■ **STATED EXERCISE**: Copy out the data below as written; omit any images.

■ **Dataset records**:
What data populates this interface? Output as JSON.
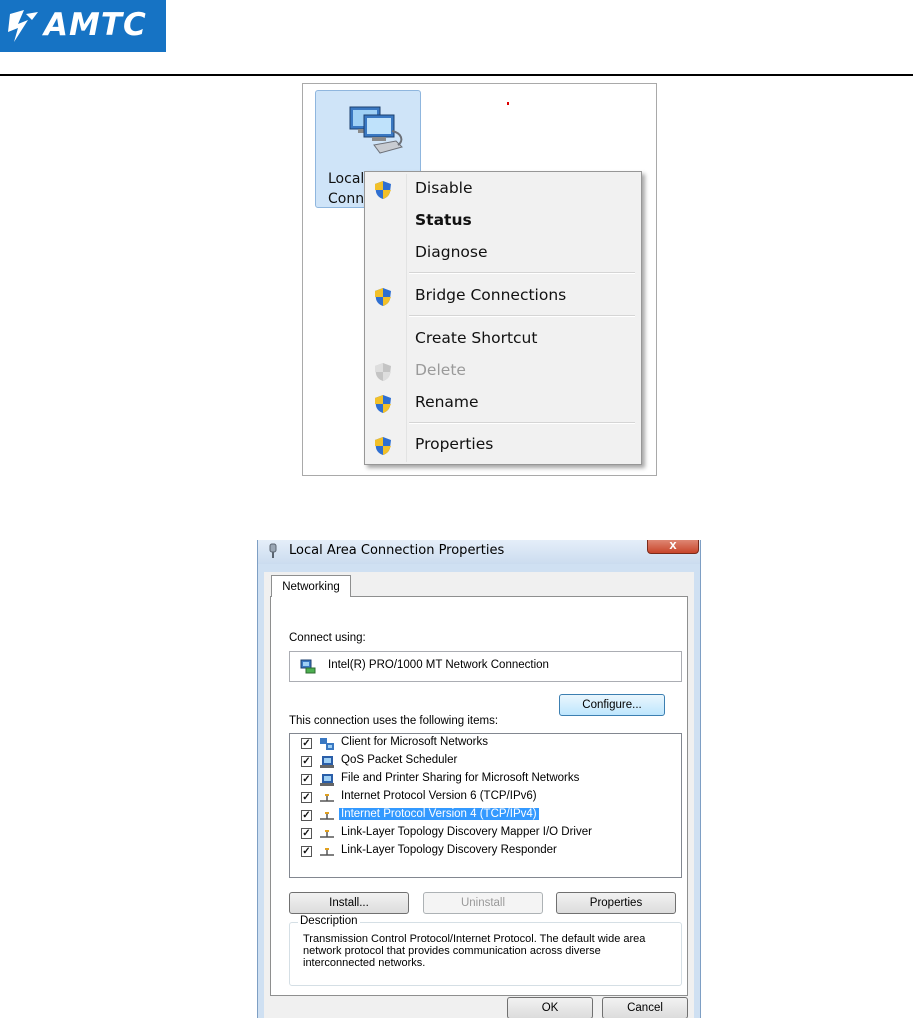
{
  "header": {
    "brand": "AMTC",
    "brand_color": "#1673c4"
  },
  "context_screenshot": {
    "desktop_icon": {
      "label_line1": "Local A",
      "label_line2": "Conn",
      "icon": "network-connection-icon"
    },
    "context_menu": {
      "items": [
        {
          "label": "Disable",
          "icon": "uac-shield-icon",
          "bold": false,
          "enabled": true
        },
        {
          "label": "Status",
          "icon": null,
          "bold": true,
          "enabled": true
        },
        {
          "label": "Diagnose",
          "icon": null,
          "bold": false,
          "enabled": true
        },
        {
          "label": "Bridge Connections",
          "icon": "uac-shield-icon",
          "bold": false,
          "enabled": true
        },
        {
          "label": "Create Shortcut",
          "icon": null,
          "bold": false,
          "enabled": true
        },
        {
          "label": "Delete",
          "icon": "uac-shield-icon",
          "bold": false,
          "enabled": false
        },
        {
          "label": "Rename",
          "icon": "uac-shield-icon",
          "bold": false,
          "enabled": true
        },
        {
          "label": "Properties",
          "icon": "uac-shield-icon",
          "bold": false,
          "enabled": true
        }
      ]
    }
  },
  "dialog": {
    "title": "Local Area Connection Properties",
    "close_label": "x",
    "tab": "Networking",
    "connect_using_label": "Connect using:",
    "adapter": "Intel(R) PRO/1000 MT Network Connection",
    "configure_button": "Configure...",
    "items_label": "This connection uses the following items:",
    "items": [
      {
        "label": "Client for Microsoft Networks",
        "checked": true,
        "selected": false,
        "icon": "network-client-icon"
      },
      {
        "label": "QoS Packet Scheduler",
        "checked": true,
        "selected": false,
        "icon": "network-service-icon"
      },
      {
        "label": "File and Printer Sharing for Microsoft Networks",
        "checked": true,
        "selected": false,
        "icon": "network-service-icon"
      },
      {
        "label": "Internet Protocol Version 6 (TCP/IPv6)",
        "checked": true,
        "selected": false,
        "icon": "protocol-icon"
      },
      {
        "label": "Internet Protocol Version 4 (TCP/IPv4)",
        "checked": true,
        "selected": true,
        "icon": "protocol-icon"
      },
      {
        "label": "Link-Layer Topology Discovery Mapper I/O Driver",
        "checked": true,
        "selected": false,
        "icon": "protocol-icon"
      },
      {
        "label": "Link-Layer Topology Discovery Responder",
        "checked": true,
        "selected": false,
        "icon": "protocol-icon"
      }
    ],
    "install_button": "Install...",
    "uninstall_button": "Uninstall",
    "properties_button": "Properties",
    "description_legend": "Description",
    "description_text": "Transmission Control Protocol/Internet Protocol. The default wide area network protocol that provides communication across diverse interconnected networks.",
    "ok_button": "OK",
    "cancel_button": "Cancel"
  }
}
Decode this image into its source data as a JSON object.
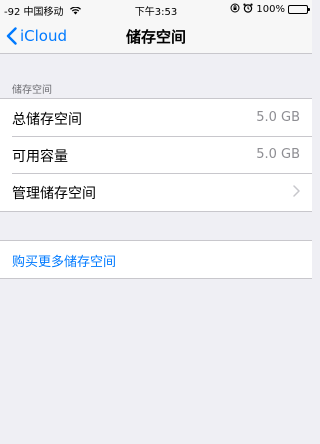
{
  "status_bar": {
    "signal": "-92",
    "carrier": "中国移动",
    "wifi_icon": "wifi-icon",
    "time": "下午3:53",
    "battery_percent": "100%",
    "icons": [
      "orientation-lock-icon",
      "alarm-icon",
      "battery-icon"
    ]
  },
  "nav": {
    "back_label": "iCloud",
    "title": "储存空间"
  },
  "storage_section": {
    "header": "储存空间",
    "rows": [
      {
        "label": "总储存空间",
        "value": "5.0 GB"
      },
      {
        "label": "可用容量",
        "value": "5.0 GB"
      },
      {
        "label": "管理储存空间",
        "value": ""
      }
    ]
  },
  "buy_section": {
    "link_label": "购买更多储存空间"
  },
  "colors": {
    "accent": "#007aff",
    "background": "#efeff4",
    "secondary_text": "#8e8e93",
    "separator": "#c8c7cc"
  }
}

■ **ANSWER BELOW**:
What data populates this interface? Output as JSON.
{
  "header": {
    "brand": "AMTC",
    "brand_color": "#1673c4"
  },
  "context_screenshot": {
    "desktop_icon": {
      "label_line1": "Local A",
      "label_line2": "Conn",
      "icon": "network-connection-icon"
    },
    "context_menu": {
      "items": [
        {
          "label": "Disable",
          "icon": "uac-shield-icon",
          "bold": false,
          "enabled": true
        },
        {
          "label": "Status",
          "icon": null,
          "bold": true,
          "enabled": true
        },
        {
          "label": "Diagnose",
          "icon": null,
          "bold": false,
          "enabled": true
        },
        {
          "label": "Bridge Connections",
          "icon": "uac-shield-icon",
          "bold": false,
          "enabled": true
        },
        {
          "label": "Create Shortcut",
          "icon": null,
          "bold": false,
          "enabled": true
        },
        {
          "label": "Delete",
          "icon": "uac-shield-icon",
          "bold": false,
          "enabled": false
        },
        {
          "label": "Rename",
          "icon": "uac-shield-icon",
          "bold": false,
          "enabled": true
        },
        {
          "label": "Properties",
          "icon": "uac-shield-icon",
          "bold": false,
          "enabled": true
        }
      ]
    }
  },
  "dialog": {
    "title": "Local Area Connection Properties",
    "close_label": "x",
    "tab": "Networking",
    "connect_using_label": "Connect using:",
    "adapter": "Intel(R) PRO/1000 MT Network Connection",
    "configure_button": "Configure...",
    "items_label": "This connection uses the following items:",
    "items": [
      {
        "label": "Client for Microsoft Networks",
        "checked": true,
        "selected": false,
        "icon": "network-client-icon"
      },
      {
        "label": "QoS Packet Scheduler",
        "checked": true,
        "selected": false,
        "icon": "network-service-icon"
      },
      {
        "label": "File and Printer Sharing for Microsoft Networks",
        "checked": true,
        "selected": false,
        "icon": "network-service-icon"
      },
      {
        "label": "Internet Protocol Version 6 (TCP/IPv6)",
        "checked": true,
        "selected": false,
        "icon": "protocol-icon"
      },
      {
        "label": "Internet Protocol Version 4 (TCP/IPv4)",
        "checked": true,
        "selected": true,
        "icon": "protocol-icon"
      },
      {
        "label": "Link-Layer Topology Discovery Mapper I/O Driver",
        "checked": true,
        "selected": false,
        "icon": "protocol-icon"
      },
      {
        "label": "Link-Layer Topology Discovery Responder",
        "checked": true,
        "selected": false,
        "icon": "protocol-icon"
      }
    ],
    "install_button": "Install...",
    "uninstall_button": "Uninstall",
    "properties_button": "Properties",
    "description_legend": "Description",
    "description_text": "Transmission Control Protocol/Internet Protocol. The default wide area network protocol that provides communication across diverse interconnected networks.",
    "ok_button": "OK",
    "cancel_button": "Cancel"
  }
}
Decode this image into its source data as a JSON object.
{
  "status_bar": {
    "signal": "-92",
    "carrier": "中国移动",
    "wifi_icon": "wifi-icon",
    "time": "下午3:53",
    "battery_percent": "100%",
    "icons": [
      "orientation-lock-icon",
      "alarm-icon",
      "battery-icon"
    ]
  },
  "nav": {
    "back_label": "iCloud",
    "title": "储存空间"
  },
  "storage_section": {
    "header": "储存空间",
    "rows": [
      {
        "label": "总储存空间",
        "value": "5.0 GB"
      },
      {
        "label": "可用容量",
        "value": "5.0 GB"
      },
      {
        "label": "管理储存空间",
        "value": ""
      }
    ]
  },
  "buy_section": {
    "link_label": "购买更多储存空间"
  },
  "colors": {
    "accent": "#007aff",
    "background": "#efeff4",
    "secondary_text": "#8e8e93",
    "separator": "#c8c7cc"
  }
}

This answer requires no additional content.